## Aim
Identify, in the records below, every line where the string "triángulo" appears, and copy each such line.

## Supplied data
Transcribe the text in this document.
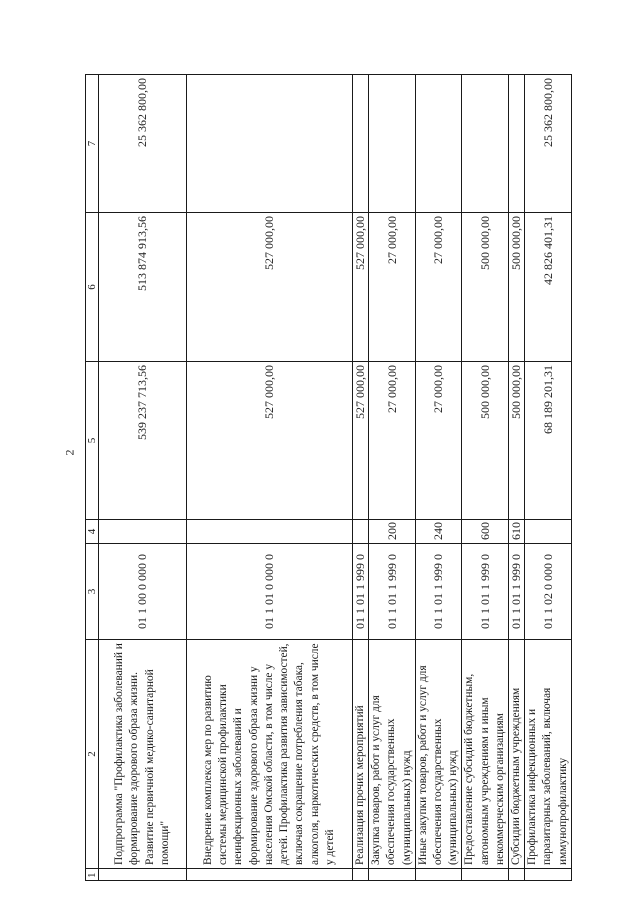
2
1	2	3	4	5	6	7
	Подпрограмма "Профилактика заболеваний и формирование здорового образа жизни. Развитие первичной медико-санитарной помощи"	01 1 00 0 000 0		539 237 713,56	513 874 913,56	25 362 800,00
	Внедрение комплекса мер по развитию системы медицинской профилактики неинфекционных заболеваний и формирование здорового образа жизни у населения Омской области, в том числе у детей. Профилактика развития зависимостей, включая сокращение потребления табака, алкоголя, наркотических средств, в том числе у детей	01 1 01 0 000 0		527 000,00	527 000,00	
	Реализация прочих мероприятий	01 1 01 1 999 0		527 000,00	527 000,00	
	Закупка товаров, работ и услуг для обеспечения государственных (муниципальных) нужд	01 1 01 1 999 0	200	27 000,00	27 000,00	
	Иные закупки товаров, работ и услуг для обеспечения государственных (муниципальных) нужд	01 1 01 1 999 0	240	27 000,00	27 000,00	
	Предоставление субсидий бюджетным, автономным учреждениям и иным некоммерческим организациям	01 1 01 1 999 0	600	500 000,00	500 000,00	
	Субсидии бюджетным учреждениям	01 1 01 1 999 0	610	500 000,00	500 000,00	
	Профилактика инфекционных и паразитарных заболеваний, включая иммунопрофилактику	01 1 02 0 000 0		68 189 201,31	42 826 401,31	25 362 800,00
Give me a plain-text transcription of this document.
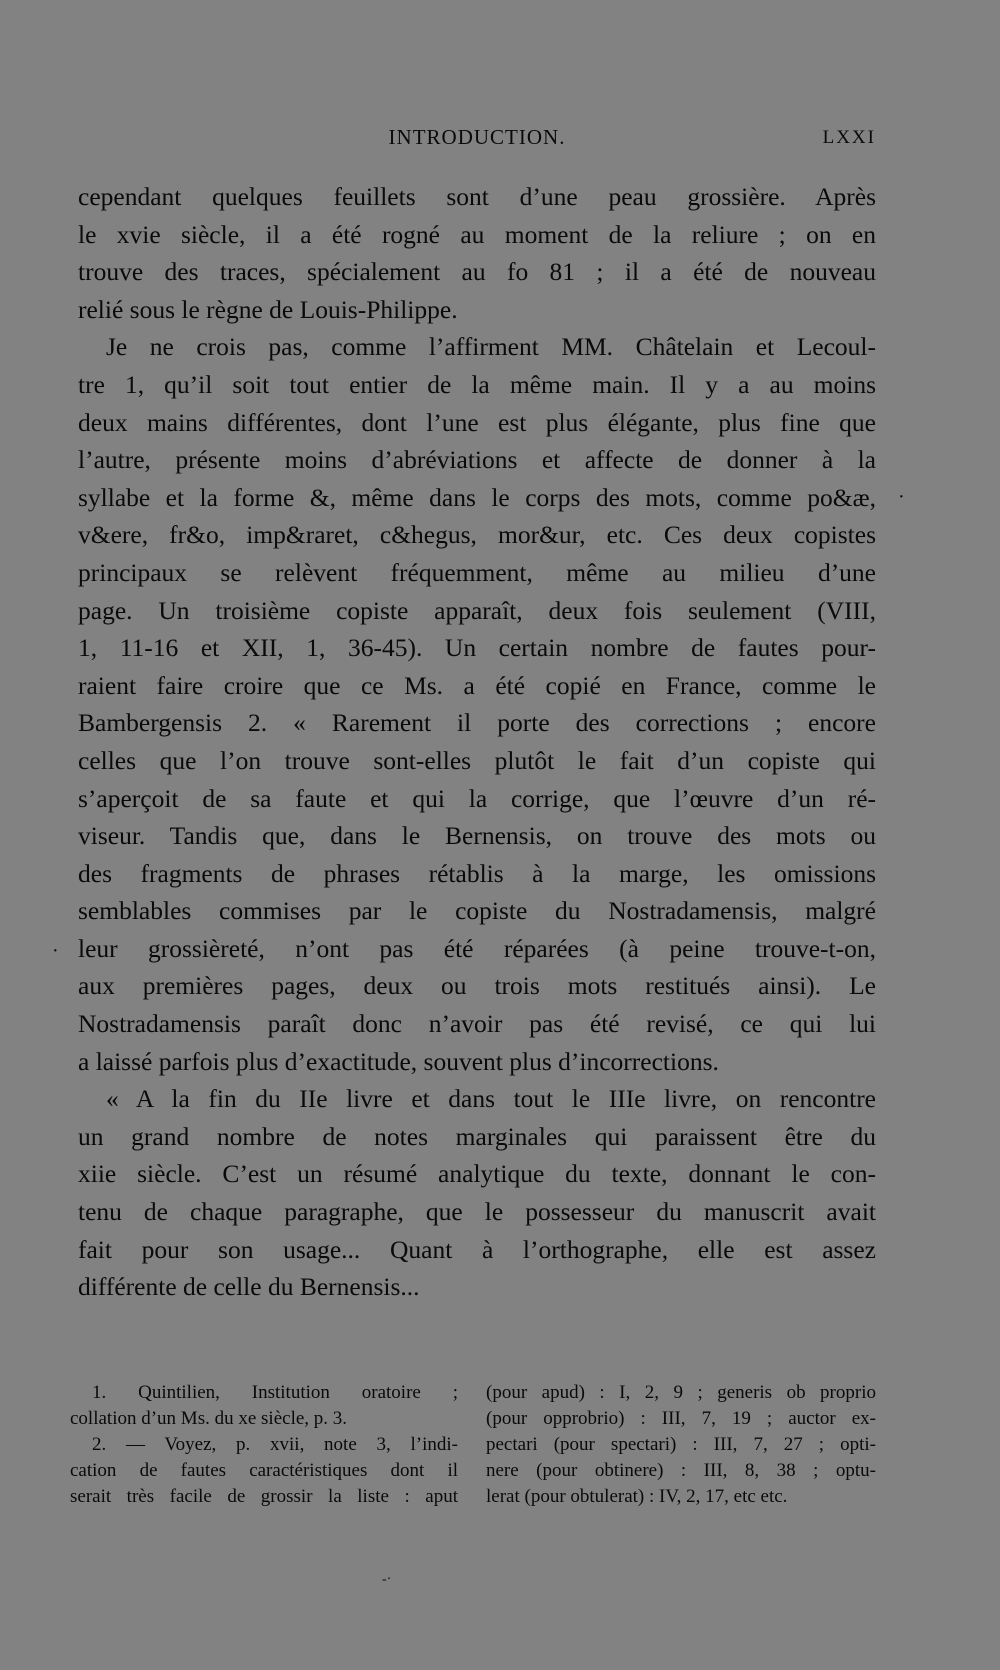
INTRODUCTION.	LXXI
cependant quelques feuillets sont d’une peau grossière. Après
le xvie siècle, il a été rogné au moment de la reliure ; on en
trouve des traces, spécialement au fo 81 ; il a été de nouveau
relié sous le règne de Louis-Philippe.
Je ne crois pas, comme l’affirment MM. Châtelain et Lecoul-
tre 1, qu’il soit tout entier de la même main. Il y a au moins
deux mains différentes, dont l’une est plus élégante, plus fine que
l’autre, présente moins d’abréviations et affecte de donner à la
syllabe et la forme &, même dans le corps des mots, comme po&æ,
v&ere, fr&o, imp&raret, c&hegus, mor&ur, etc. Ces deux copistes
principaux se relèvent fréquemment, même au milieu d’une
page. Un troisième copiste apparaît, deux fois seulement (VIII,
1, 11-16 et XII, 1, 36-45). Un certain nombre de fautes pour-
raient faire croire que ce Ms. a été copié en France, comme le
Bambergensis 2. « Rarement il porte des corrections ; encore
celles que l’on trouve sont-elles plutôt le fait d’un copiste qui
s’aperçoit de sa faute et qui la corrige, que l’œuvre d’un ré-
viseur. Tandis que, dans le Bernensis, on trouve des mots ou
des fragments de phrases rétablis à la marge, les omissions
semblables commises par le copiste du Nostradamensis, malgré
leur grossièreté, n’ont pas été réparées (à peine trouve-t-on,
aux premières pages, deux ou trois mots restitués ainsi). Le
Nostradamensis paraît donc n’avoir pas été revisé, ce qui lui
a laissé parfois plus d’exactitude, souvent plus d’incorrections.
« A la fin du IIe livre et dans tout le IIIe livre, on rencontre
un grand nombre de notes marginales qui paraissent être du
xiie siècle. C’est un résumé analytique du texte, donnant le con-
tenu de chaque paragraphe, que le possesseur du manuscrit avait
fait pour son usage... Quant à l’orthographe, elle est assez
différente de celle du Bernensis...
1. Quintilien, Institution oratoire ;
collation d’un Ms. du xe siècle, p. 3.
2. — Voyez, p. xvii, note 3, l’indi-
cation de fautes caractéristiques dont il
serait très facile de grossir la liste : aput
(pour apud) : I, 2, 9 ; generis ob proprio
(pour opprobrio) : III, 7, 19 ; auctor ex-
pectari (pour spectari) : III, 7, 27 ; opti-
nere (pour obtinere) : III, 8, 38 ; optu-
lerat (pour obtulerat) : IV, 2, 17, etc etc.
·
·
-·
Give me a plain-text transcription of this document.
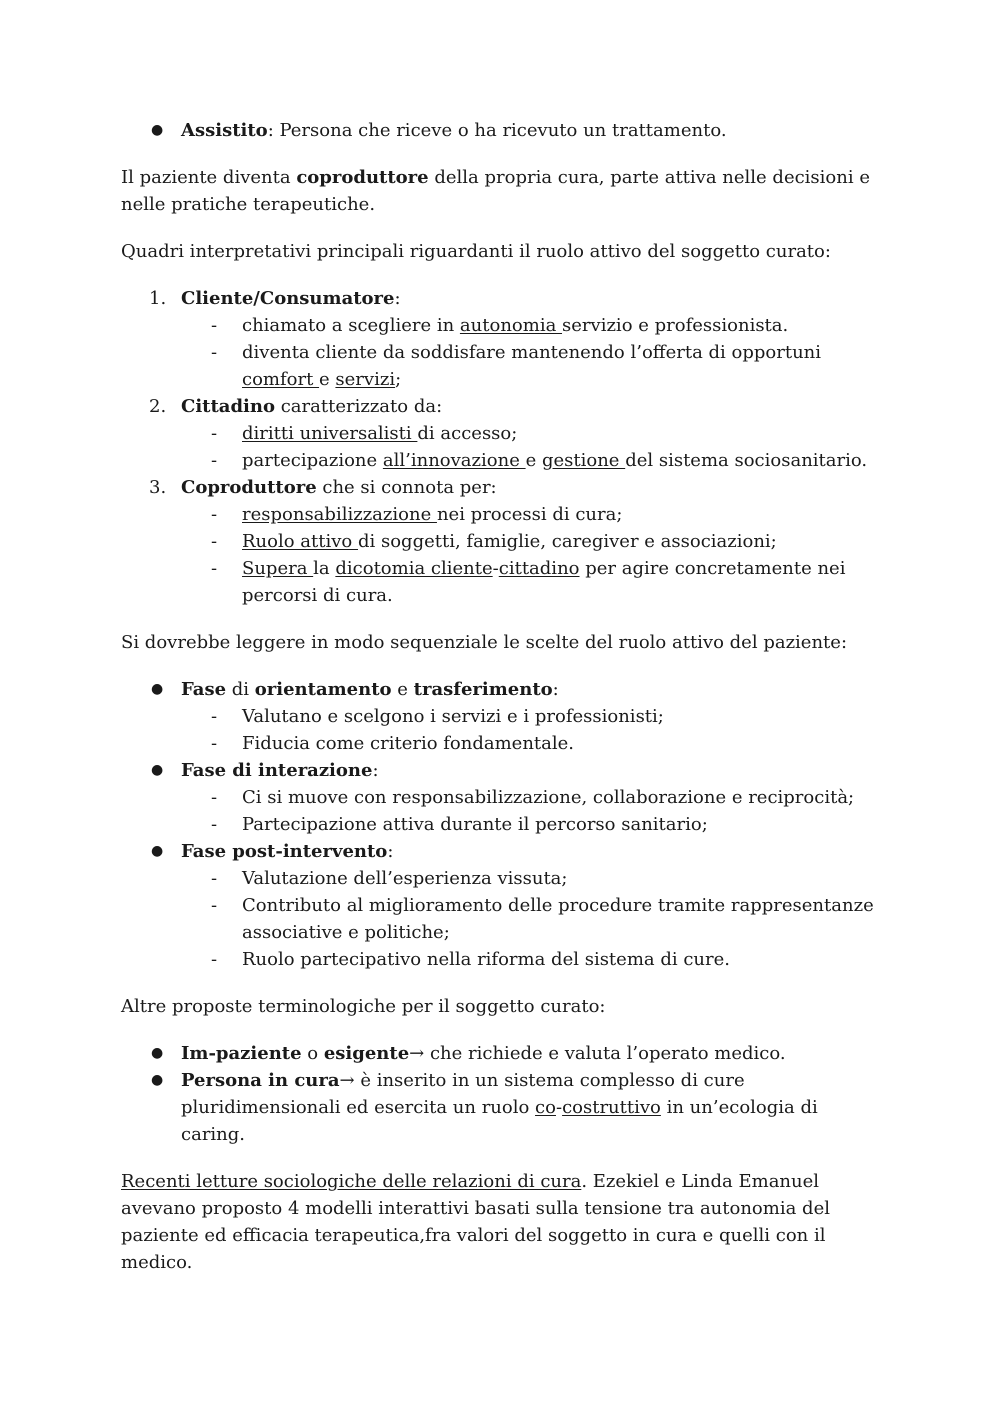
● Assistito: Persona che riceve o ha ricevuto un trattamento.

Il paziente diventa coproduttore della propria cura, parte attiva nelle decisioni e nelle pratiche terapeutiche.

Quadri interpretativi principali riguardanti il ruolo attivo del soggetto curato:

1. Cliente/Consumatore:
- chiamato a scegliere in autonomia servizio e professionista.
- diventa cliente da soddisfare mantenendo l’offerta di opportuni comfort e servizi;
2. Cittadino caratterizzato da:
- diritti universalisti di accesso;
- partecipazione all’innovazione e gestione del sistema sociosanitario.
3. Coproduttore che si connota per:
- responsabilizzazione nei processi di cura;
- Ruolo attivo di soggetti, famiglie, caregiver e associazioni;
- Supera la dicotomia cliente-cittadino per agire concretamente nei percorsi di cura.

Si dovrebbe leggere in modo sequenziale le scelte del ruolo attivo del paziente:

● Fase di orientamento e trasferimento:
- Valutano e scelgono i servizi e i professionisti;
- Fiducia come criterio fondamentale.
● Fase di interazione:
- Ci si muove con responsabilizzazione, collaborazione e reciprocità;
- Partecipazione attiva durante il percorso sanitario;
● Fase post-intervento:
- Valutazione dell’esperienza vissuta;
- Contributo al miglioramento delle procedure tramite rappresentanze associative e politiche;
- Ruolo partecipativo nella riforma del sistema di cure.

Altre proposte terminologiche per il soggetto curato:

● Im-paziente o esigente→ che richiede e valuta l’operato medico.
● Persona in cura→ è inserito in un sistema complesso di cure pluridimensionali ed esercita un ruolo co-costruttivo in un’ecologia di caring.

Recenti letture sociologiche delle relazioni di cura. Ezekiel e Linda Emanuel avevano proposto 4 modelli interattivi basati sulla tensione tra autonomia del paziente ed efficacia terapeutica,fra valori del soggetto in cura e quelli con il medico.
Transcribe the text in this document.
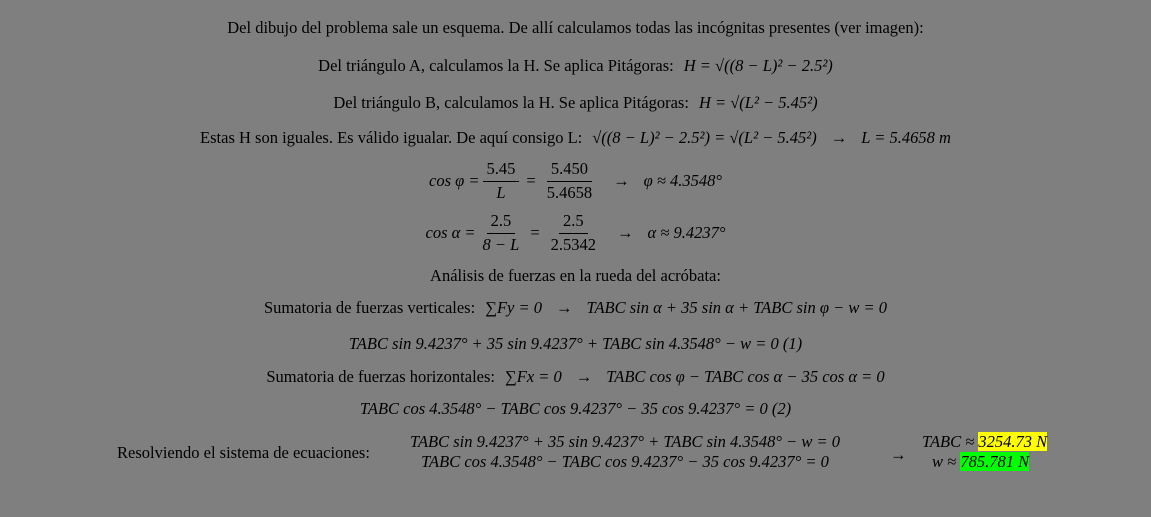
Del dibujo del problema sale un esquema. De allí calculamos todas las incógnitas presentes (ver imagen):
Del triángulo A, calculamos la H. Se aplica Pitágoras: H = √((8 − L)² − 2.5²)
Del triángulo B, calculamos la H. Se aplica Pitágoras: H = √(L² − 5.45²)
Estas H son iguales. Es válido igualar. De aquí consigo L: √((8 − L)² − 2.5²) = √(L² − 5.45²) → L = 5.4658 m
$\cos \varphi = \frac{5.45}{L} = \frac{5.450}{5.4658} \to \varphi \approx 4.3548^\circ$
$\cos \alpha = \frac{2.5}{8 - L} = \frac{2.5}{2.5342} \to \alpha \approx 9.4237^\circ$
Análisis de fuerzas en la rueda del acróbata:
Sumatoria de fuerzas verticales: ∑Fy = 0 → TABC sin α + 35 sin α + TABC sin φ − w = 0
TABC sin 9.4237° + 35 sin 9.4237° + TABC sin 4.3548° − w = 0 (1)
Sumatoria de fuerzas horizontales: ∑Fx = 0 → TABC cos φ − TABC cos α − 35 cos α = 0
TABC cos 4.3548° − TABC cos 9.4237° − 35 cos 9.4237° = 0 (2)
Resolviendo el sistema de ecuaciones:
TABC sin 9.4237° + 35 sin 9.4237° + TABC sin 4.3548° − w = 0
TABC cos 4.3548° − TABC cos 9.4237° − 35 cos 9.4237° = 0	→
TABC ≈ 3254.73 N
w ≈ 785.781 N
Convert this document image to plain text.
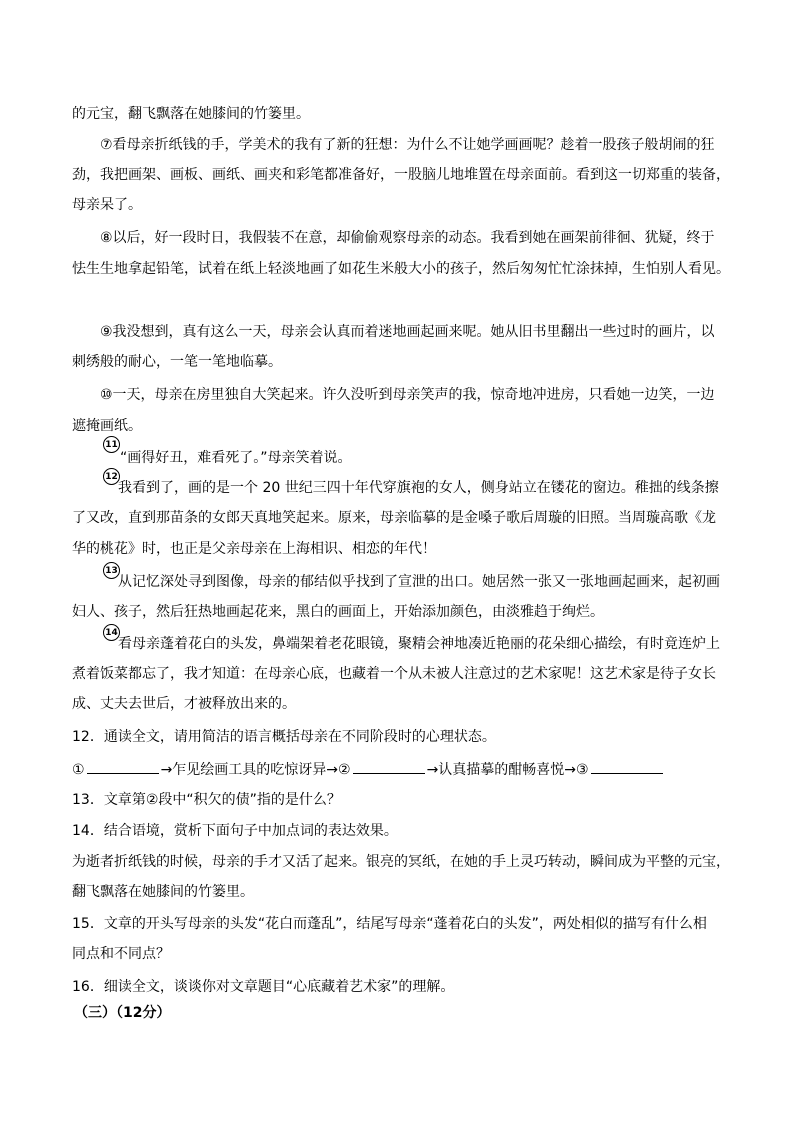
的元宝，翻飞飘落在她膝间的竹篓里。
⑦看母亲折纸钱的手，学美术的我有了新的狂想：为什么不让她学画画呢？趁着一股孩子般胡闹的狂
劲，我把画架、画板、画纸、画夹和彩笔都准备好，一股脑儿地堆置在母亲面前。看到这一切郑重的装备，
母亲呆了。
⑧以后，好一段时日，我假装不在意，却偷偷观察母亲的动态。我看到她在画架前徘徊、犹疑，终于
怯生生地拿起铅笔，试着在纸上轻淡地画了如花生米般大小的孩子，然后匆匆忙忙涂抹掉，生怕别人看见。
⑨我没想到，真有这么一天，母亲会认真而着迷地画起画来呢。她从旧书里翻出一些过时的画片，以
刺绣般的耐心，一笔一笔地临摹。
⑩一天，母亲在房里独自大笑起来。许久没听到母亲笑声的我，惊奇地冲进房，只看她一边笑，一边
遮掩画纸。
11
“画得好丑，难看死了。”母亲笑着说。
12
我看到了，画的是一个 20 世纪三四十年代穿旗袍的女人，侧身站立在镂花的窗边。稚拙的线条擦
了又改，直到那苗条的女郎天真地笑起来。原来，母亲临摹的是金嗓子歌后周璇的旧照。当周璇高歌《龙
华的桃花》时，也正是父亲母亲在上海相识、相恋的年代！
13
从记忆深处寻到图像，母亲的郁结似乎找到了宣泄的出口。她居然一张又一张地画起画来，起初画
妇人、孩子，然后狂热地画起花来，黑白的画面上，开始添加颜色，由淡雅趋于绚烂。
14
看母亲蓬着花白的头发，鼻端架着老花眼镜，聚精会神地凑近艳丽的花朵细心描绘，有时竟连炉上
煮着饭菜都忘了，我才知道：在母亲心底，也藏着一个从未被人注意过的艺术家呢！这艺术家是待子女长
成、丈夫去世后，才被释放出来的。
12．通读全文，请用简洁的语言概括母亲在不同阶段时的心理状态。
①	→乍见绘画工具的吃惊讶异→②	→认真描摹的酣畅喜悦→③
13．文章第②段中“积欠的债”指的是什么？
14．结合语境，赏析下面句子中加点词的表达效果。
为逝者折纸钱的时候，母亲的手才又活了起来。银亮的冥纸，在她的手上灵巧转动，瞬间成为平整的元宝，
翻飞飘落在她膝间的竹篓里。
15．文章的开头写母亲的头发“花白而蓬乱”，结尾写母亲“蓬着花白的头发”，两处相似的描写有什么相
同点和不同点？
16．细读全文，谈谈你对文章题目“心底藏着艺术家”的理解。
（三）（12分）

## Problem solution
Del triángulo A, calculamos la H. Se aplica Pitágoras: H = √((8 − L)² − 2.5²)
Del triángulo B, calculamos la H. Se aplica Pitágoras: H = √(L² − 5.45²)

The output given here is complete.